GIVEN EXERCISE
Report all lines from the entries below in which "this" appears.

Figure record listings
--

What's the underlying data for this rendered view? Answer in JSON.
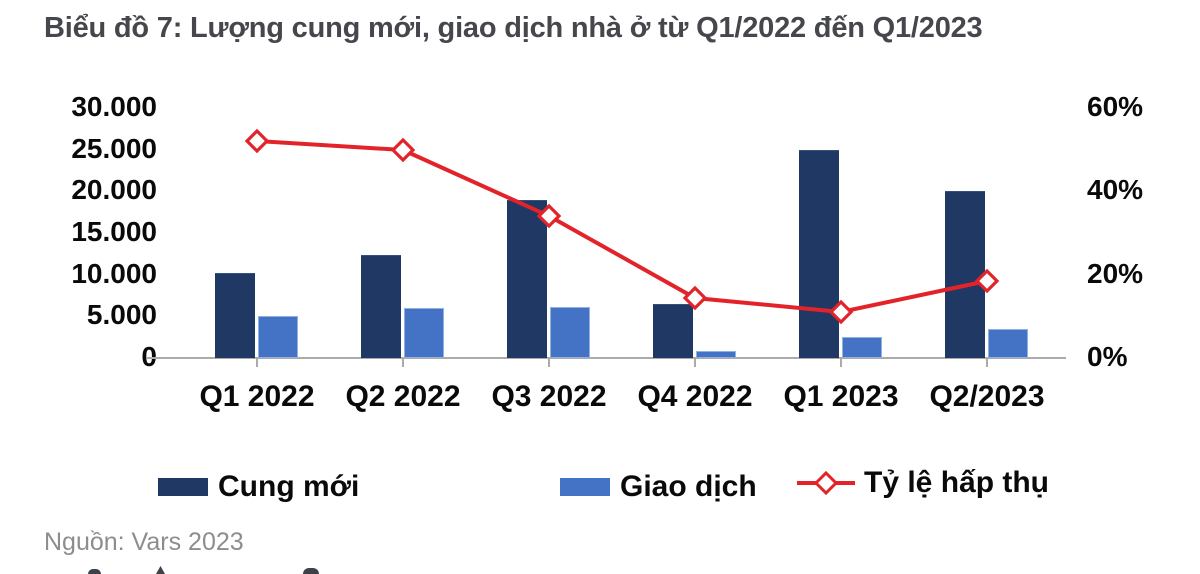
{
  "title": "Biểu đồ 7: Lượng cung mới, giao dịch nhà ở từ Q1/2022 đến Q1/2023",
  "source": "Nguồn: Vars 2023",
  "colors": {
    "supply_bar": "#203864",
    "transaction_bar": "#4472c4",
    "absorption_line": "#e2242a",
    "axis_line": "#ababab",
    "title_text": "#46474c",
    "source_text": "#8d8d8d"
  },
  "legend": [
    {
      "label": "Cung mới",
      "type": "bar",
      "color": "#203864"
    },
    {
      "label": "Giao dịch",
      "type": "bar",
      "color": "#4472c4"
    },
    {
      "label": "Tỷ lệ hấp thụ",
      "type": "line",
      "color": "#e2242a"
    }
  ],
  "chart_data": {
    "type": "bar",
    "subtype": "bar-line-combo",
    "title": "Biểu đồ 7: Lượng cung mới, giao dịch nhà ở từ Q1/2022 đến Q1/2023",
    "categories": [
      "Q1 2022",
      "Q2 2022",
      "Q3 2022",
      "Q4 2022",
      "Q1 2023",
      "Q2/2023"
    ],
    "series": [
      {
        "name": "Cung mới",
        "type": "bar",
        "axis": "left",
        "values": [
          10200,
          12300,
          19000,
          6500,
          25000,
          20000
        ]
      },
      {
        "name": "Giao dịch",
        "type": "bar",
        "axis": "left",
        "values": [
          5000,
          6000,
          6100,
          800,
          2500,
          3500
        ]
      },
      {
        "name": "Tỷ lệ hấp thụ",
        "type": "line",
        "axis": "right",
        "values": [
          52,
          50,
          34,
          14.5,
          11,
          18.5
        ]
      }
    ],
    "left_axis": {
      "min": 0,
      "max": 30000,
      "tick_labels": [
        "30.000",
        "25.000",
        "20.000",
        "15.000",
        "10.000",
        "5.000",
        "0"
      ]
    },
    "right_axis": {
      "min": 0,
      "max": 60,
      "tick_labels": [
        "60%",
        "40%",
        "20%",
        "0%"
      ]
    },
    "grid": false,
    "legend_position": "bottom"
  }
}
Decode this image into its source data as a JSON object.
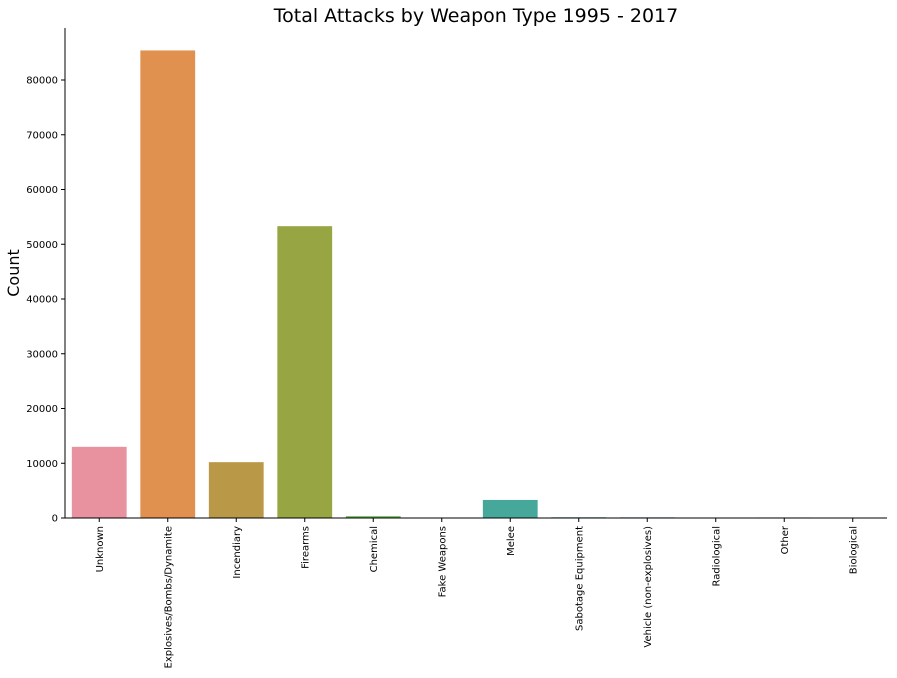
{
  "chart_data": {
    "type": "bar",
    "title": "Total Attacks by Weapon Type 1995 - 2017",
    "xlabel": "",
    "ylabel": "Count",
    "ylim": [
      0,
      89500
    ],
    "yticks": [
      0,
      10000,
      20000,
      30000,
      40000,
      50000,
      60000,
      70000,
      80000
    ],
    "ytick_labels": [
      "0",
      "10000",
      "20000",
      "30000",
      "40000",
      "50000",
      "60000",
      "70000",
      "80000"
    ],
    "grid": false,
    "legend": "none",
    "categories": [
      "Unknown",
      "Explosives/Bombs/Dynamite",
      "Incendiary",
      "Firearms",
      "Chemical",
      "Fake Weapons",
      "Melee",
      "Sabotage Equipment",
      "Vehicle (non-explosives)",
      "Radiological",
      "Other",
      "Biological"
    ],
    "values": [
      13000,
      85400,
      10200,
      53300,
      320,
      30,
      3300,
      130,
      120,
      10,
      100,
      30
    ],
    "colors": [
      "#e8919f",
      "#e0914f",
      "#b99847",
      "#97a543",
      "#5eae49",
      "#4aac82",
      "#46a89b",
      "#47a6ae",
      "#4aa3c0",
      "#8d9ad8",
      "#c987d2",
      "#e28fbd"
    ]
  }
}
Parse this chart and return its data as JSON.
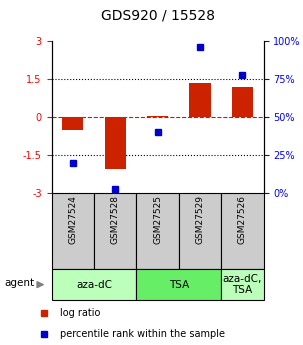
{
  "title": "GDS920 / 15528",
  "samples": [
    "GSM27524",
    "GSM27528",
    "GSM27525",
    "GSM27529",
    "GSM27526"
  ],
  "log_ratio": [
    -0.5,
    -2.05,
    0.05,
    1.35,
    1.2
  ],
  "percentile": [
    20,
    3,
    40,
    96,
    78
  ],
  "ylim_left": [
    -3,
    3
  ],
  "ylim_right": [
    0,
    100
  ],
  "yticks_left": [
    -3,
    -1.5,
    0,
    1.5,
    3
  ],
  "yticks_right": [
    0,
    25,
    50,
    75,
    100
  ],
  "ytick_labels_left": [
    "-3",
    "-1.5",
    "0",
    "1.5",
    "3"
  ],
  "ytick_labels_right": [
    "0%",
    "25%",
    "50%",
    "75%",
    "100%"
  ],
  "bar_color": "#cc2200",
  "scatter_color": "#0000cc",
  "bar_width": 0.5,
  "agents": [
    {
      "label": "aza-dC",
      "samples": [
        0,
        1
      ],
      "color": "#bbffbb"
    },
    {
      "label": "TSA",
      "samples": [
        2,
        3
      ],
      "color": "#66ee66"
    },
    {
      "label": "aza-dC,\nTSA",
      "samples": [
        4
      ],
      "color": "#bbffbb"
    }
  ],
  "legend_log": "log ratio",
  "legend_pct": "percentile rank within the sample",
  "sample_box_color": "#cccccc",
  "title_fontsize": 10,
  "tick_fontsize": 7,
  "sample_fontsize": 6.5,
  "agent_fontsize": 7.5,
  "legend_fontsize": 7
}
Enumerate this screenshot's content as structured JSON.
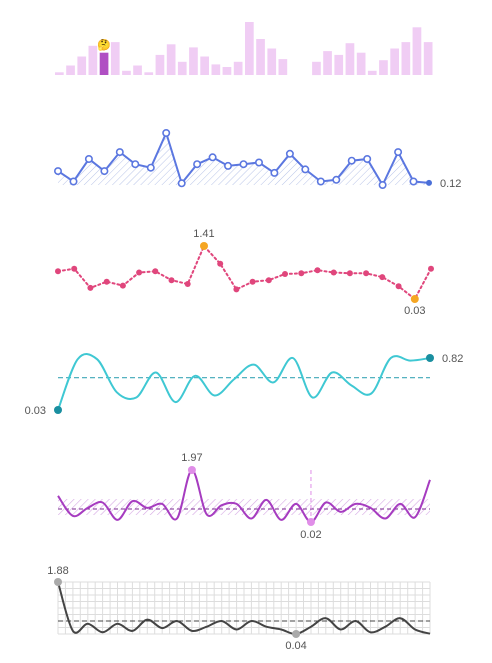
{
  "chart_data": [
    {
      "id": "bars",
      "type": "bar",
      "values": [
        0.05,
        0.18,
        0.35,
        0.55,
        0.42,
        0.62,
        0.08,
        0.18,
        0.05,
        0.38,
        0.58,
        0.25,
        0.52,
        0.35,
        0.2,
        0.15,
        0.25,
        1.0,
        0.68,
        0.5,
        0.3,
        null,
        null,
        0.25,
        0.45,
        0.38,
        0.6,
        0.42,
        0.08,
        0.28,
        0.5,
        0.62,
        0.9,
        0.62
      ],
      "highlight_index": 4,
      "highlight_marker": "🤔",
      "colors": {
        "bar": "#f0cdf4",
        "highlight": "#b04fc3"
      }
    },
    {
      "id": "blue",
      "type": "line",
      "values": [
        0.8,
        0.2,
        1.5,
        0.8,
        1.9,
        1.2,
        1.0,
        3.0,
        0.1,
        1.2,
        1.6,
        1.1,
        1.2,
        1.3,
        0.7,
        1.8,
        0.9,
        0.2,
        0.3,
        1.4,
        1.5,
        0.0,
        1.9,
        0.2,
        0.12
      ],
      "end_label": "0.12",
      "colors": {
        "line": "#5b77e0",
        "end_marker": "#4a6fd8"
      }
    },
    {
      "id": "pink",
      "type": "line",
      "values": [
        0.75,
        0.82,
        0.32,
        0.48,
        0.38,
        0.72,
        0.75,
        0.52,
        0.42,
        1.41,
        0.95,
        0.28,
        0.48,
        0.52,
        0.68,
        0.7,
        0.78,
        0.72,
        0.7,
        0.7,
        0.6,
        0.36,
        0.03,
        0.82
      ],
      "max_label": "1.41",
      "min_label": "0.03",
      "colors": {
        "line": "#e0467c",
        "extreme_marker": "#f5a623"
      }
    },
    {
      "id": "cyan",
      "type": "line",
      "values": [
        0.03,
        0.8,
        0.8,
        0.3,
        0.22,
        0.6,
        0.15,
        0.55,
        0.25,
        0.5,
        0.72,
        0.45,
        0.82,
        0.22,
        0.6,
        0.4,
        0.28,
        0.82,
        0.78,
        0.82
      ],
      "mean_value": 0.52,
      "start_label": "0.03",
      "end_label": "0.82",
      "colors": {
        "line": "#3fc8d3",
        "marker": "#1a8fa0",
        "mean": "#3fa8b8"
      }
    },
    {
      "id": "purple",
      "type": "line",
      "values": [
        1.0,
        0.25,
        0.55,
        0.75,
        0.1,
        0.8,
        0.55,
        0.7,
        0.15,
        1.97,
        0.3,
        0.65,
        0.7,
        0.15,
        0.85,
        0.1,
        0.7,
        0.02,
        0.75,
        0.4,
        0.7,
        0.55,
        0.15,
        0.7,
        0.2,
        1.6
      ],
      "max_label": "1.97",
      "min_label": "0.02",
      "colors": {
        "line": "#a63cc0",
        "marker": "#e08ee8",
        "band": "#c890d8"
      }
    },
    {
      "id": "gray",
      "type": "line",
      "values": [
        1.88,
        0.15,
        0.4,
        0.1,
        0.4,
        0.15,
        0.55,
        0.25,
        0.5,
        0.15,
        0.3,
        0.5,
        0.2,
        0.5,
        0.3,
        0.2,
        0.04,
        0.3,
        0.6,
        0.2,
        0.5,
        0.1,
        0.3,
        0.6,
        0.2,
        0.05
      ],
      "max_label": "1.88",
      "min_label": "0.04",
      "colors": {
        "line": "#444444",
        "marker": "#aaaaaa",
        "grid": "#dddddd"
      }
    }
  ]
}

--

WRITTEN ANSWER
What's the underlying data for this rendered view? Answer in JSON.
Decode this image into its source data as a JSON object.
Parse this chart and return its data as JSON.
Enumerate this screenshot's content as structured JSON.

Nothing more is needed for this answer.